[PROVIDED DATA start]
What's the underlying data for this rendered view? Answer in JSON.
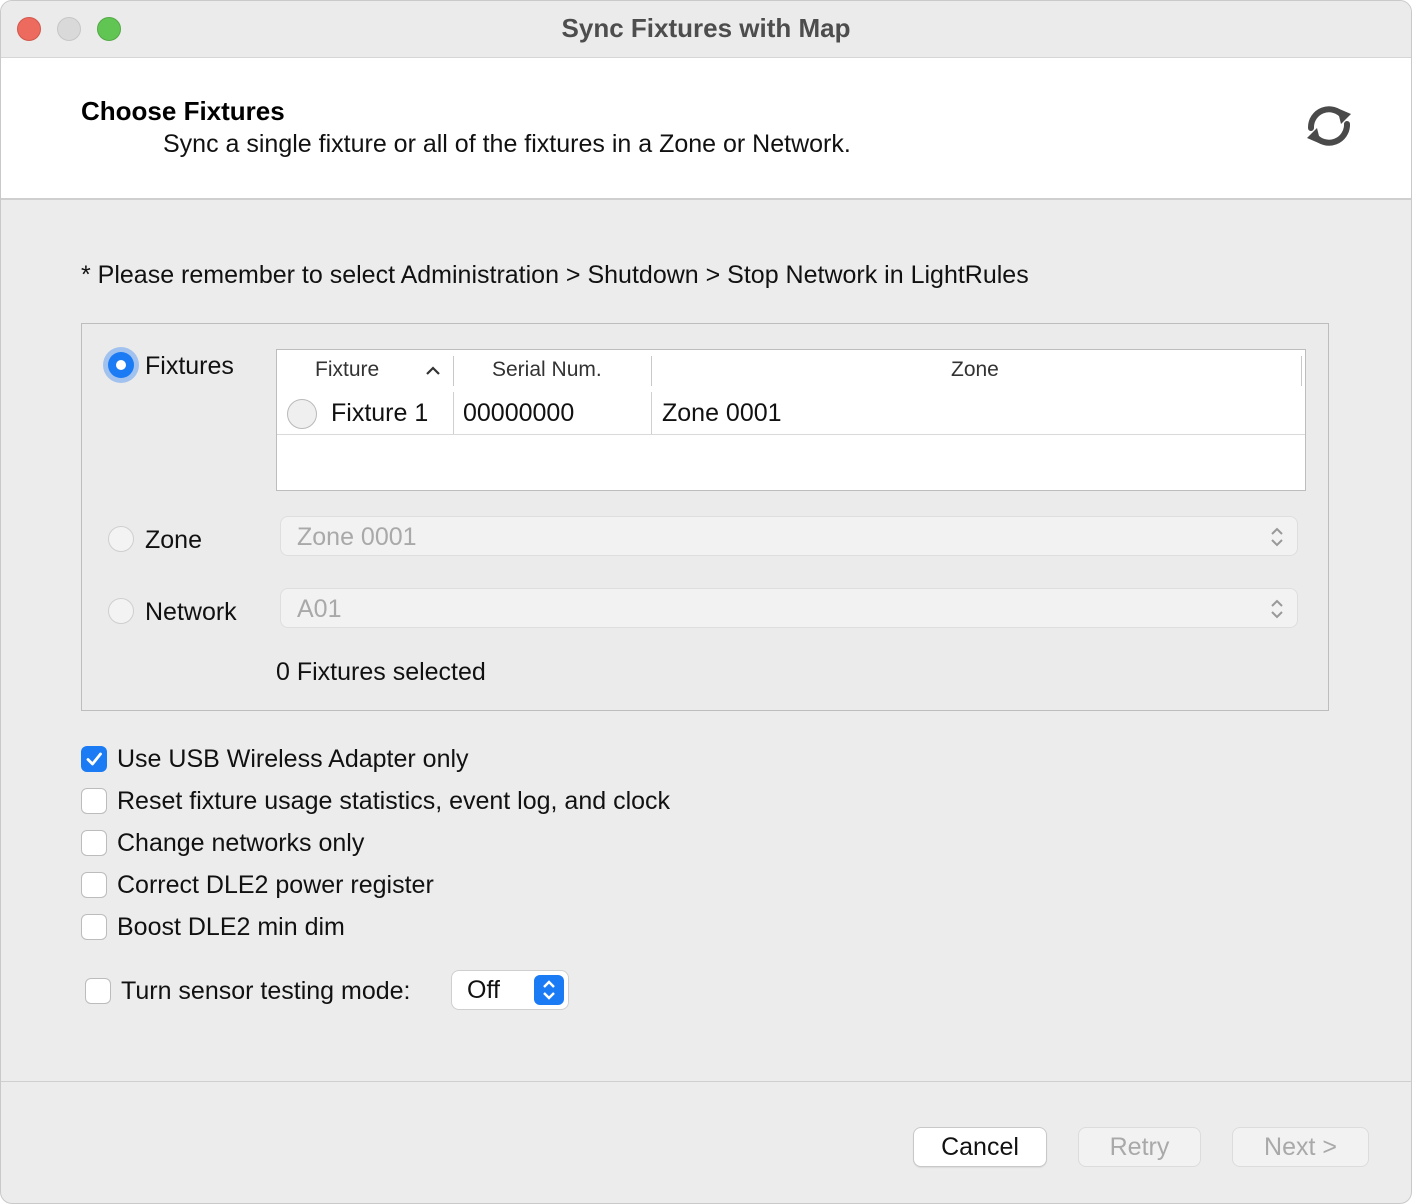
{
  "window": {
    "title": "Sync Fixtures with Map"
  },
  "header": {
    "title": "Choose Fixtures",
    "subtitle": "Sync a single fixture or all of the fixtures in a Zone or Network."
  },
  "note": "* Please remember to select Administration > Shutdown > Stop Network in LightRules",
  "scope": {
    "fixtures_label": "Fixtures",
    "zone_label": "Zone",
    "network_label": "Network",
    "selected": "Fixtures",
    "zone_value": "Zone 0001",
    "network_value": "A01",
    "count_text": "0 Fixtures selected"
  },
  "table": {
    "columns": [
      "Fixture",
      "Serial Num.",
      "Zone"
    ],
    "rows": [
      {
        "fixture": "Fixture 1",
        "serial": "00000000",
        "zone": "Zone 0001",
        "selected": false
      }
    ]
  },
  "options": [
    {
      "label": "Use USB Wireless Adapter only",
      "checked": true
    },
    {
      "label": "Reset fixture usage statistics, event log, and clock",
      "checked": false
    },
    {
      "label": "Change networks only",
      "checked": false
    },
    {
      "label": "Correct DLE2 power register",
      "checked": false
    },
    {
      "label": "Boost DLE2 min dim",
      "checked": false
    }
  ],
  "sensor_mode": {
    "label": "Turn sensor testing mode:",
    "checked": false,
    "value": "Off"
  },
  "buttons": {
    "cancel": "Cancel",
    "retry": "Retry",
    "next": "Next >"
  },
  "colors": {
    "accent": "#1a7bf5",
    "close": "#ed6a5e",
    "minimize": "#d9d9d9",
    "maximize": "#61c554"
  },
  "icons": {
    "sync": "sync-arrows-icon",
    "sort": "chevron-up-icon",
    "popup": "up-down-chevron-icon"
  }
}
[PROVIDED DATA end]
Transcribe all the lines above exactly, apart from the pictures.

What's the underlying data for this rendered view? Answer in JSON.
{
  "window": {
    "title": "Sync Fixtures with Map"
  },
  "header": {
    "title": "Choose Fixtures",
    "subtitle": "Sync a single fixture or all of the fixtures in a Zone or Network."
  },
  "note": "* Please remember to select Administration > Shutdown > Stop Network in LightRules",
  "scope": {
    "fixtures_label": "Fixtures",
    "zone_label": "Zone",
    "network_label": "Network",
    "selected": "Fixtures",
    "zone_value": "Zone 0001",
    "network_value": "A01",
    "count_text": "0 Fixtures selected"
  },
  "table": {
    "columns": [
      "Fixture",
      "Serial Num.",
      "Zone"
    ],
    "rows": [
      {
        "fixture": "Fixture 1",
        "serial": "00000000",
        "zone": "Zone 0001",
        "selected": false
      }
    ]
  },
  "options": [
    {
      "label": "Use USB Wireless Adapter only",
      "checked": true
    },
    {
      "label": "Reset fixture usage statistics, event log, and clock",
      "checked": false
    },
    {
      "label": "Change networks only",
      "checked": false
    },
    {
      "label": "Correct DLE2 power register",
      "checked": false
    },
    {
      "label": "Boost DLE2 min dim",
      "checked": false
    }
  ],
  "sensor_mode": {
    "label": "Turn sensor testing mode:",
    "checked": false,
    "value": "Off"
  },
  "buttons": {
    "cancel": "Cancel",
    "retry": "Retry",
    "next": "Next >"
  },
  "colors": {
    "accent": "#1a7bf5",
    "close": "#ed6a5e",
    "minimize": "#d9d9d9",
    "maximize": "#61c554"
  },
  "icons": {
    "sync": "sync-arrows-icon",
    "sort": "chevron-up-icon",
    "popup": "up-down-chevron-icon"
  }
}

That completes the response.